Abstract
This paper investigates the capability of Kinect sensor as interactive technology and discusses how it can assist and improve teaching and learning. The Kinect sensor is a motion sensor that provides a natural user interface. It was implemented by Microsoft for the Xbox 360 video-game console to create a new control-free experience for the user without any intermediary device. The Kinect sensor can enhance kinesthetic pedagogical practices to profit learners with strong bodily-kinesthetic intelligence (body smart). As a learning tool, the Kinect sensor has potential to create interactive games, to increase learner motivation, and to enhance learning efficiency via its multimedia and multisensory capacity. Many students must learn spatial skills to improve learning achievement in science, mathematics, and engineering. This paper will focus on developing the Kinect sensor-assisted game-based learning system with ARCS model to provide kinesthetic pedagogical practices for learning spatial skills, motivating students, and enhancing students’ effectiveness. The responses to the System Usability Scale indicated that our system demonstrated usability and learnability. We conclude that the Kinect sensor-assisted learning system promotes the development of students’ spatial visualization skills and encourages them to become active learners.
1. Introduction
Natural user interfaces (NUIs) provide a great potential to facilitate new ways of computer enhanced learning; these have the potential to enhance classroom interactions, by increasing learners’ participation, facilitating the teachers’ presentations, and creating opportunities for discussion [1]. Learning with virtual objects integrated into realistic interactive technology has produced a novel digital learning type [2] in recent years and has become a controversial discussion topic in e-learning research. However, to guide learners to learn scientific knowledge quickly and efficiently, integrating innovative technology into scientific learning activities without causing any distraction from learning is a crucial research topic.
Physically interactive and augmented reality is increasingly used; ARCS model and game-based learning requirements for digital learning applications have become critical. Learners can learn effectively when they use multimedia-assisted learning systems, which motivates them to focus on the information presented and effectively retain the information. Lu and Yao stated that presenting abstract material using multimedia enables learners to clearly understand the material, and audio and visual displays allow learners to interact with the material [3]. Although a teacher's professional education seems to play a vital role in the teaching process, innovative instructional designs that differ from traditional teaching designs must be developed. The education mode must be changed from “technology-adapted instruction” to “instruction-adapted technology” [4]. Most learners demonstrate difficulty with reasoning and the conversion of shape and space in elementary school mathematics education, causing learning achievement in this unit to be lower than that in other units [5]. However, spatial ability plays a crucial role in learning geometry [6].

■ ■ ■ ■ ■

### TASK TO CARRY OUT
Rewrite the Kinect paper starting at "1. Introduction" and ending at "crucial research topic.", changing "Natural user interfaces" to "Gesture-based interfaces".

### DATA SHOWN
■ ■ ■ ■ ■

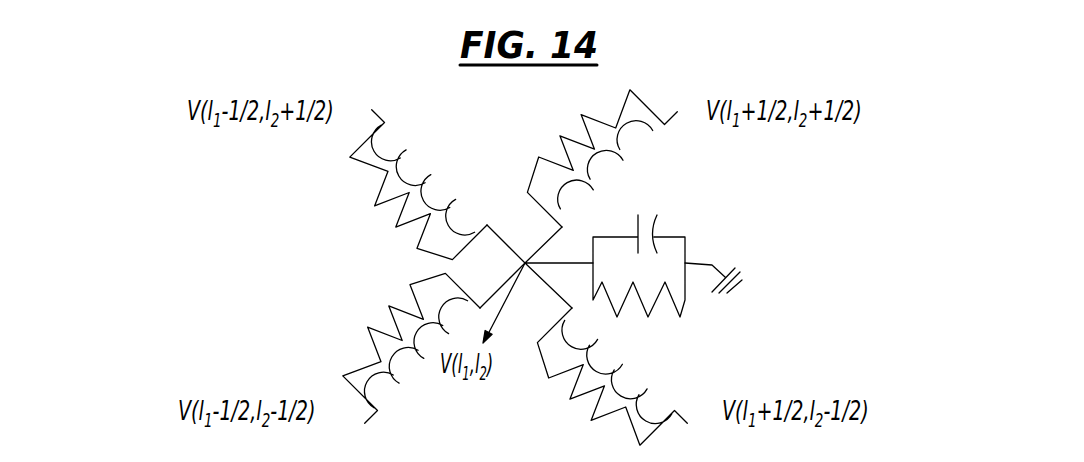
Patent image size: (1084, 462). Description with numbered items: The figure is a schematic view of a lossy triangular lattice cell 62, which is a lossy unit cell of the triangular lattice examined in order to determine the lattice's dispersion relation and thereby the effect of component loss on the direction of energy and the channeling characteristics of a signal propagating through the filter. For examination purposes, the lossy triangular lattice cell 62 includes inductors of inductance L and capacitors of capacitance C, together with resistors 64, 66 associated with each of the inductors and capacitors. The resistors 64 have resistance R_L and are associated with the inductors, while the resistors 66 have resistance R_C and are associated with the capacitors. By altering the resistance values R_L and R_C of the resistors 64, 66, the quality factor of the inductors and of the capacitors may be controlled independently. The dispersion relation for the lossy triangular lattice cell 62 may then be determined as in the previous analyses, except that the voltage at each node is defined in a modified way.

■ ■ ■ ■ ■

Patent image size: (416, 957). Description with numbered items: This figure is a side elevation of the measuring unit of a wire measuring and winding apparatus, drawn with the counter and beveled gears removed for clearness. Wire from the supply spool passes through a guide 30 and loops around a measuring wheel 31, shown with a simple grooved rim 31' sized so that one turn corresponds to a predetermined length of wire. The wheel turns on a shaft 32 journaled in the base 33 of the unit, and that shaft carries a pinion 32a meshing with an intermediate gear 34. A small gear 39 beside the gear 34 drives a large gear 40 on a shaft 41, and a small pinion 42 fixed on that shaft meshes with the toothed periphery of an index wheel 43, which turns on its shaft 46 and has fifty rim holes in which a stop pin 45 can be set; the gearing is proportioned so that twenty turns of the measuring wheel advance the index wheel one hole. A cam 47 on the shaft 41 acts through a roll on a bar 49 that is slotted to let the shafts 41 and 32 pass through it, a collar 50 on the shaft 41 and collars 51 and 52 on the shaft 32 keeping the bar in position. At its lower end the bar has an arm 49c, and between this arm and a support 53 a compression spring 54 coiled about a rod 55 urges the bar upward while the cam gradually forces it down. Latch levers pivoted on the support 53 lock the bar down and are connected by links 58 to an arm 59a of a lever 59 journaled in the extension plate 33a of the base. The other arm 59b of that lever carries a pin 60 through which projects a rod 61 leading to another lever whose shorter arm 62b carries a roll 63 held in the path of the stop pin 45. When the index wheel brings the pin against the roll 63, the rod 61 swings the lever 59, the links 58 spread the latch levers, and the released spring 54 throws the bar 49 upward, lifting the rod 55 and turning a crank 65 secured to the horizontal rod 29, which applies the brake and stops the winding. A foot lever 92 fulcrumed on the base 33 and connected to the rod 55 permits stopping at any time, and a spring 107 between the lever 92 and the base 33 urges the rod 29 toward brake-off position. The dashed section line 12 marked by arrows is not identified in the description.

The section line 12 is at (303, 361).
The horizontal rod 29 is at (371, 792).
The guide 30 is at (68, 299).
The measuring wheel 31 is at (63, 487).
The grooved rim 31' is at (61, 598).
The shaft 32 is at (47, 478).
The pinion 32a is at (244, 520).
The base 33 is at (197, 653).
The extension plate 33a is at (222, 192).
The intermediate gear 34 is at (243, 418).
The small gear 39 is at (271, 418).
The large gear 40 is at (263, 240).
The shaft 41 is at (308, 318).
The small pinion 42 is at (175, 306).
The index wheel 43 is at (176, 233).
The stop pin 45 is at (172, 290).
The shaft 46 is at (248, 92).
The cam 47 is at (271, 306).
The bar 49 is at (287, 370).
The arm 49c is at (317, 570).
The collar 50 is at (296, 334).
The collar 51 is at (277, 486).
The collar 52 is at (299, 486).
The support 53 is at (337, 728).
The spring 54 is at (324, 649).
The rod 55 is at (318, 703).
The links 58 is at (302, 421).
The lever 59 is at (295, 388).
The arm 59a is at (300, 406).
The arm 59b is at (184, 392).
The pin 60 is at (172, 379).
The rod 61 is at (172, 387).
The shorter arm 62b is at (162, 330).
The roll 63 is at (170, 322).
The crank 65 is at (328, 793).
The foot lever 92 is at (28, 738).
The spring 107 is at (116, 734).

■ ■ ■ ■ ■

### SOLUTION BELOW
1. Introduction
Gesture-based interfaces (NUIs) provide a great potential to facilitate new ways of computer enhanced learning; these have the potential to enhance classroom interactions, by increasing learners’ participation, facilitating the teachers’ presentations, and creating opportunities for discussion [1]. Learning with virtual objects integrated into realistic interactive technology has produced a novel digital learning type [2] in recent years and has become a controversial discussion topic in e-learning research. However, to guide learners to learn scientific knowledge quickly and efficiently, integrating innovative technology into scientific learning activities without causing any distraction from learning is a crucial research topic.